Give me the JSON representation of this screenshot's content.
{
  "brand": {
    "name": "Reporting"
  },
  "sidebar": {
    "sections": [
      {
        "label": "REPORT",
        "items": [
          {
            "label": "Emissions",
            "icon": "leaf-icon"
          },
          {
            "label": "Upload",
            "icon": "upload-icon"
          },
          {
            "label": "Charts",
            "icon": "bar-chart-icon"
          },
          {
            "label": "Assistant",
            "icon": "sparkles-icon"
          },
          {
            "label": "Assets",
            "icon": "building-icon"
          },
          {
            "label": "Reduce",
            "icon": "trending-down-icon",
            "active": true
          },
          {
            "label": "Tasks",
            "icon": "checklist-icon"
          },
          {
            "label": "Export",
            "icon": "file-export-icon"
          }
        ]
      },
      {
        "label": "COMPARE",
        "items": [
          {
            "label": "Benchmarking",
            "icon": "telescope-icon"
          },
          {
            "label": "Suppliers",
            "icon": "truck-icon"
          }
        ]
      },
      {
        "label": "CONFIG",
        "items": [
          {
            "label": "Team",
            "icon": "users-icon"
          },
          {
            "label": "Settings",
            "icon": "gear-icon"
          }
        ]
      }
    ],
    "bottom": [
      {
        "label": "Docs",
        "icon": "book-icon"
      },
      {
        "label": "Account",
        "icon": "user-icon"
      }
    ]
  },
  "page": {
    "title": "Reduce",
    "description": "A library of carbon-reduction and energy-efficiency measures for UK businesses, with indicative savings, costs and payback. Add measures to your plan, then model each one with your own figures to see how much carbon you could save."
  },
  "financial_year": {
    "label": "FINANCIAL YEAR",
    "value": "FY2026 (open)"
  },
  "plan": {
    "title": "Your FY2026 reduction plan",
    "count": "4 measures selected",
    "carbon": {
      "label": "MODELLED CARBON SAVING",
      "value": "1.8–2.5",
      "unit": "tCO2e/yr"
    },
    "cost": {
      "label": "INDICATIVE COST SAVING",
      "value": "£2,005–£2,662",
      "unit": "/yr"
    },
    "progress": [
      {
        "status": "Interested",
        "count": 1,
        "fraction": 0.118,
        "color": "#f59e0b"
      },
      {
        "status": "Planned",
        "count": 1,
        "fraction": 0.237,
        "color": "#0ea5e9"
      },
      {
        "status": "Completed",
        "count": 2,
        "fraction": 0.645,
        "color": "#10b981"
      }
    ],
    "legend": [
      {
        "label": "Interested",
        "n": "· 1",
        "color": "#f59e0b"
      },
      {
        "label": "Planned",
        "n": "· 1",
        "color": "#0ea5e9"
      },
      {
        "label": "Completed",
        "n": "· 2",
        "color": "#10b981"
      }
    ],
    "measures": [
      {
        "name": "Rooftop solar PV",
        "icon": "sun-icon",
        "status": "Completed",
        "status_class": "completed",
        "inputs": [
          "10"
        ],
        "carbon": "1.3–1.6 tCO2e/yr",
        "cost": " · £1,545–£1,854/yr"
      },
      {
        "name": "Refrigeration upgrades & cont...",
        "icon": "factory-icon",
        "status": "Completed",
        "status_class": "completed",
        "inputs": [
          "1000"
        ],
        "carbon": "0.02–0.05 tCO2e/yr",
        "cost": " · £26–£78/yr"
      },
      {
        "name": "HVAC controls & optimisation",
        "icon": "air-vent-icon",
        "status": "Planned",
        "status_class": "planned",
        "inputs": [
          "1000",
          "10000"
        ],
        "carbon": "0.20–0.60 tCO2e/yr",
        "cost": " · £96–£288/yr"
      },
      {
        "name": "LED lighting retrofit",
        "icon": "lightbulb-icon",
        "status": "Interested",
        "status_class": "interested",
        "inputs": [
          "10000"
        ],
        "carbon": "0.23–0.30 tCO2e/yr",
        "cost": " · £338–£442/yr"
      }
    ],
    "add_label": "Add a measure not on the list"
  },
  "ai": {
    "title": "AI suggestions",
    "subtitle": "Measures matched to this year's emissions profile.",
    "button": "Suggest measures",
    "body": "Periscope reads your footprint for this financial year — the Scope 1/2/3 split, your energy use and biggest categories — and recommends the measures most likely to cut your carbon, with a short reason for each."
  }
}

Short task >> From the material given, work out how many lines hold the string "with"; state that number and nothing further.

Result of the exercise >> 2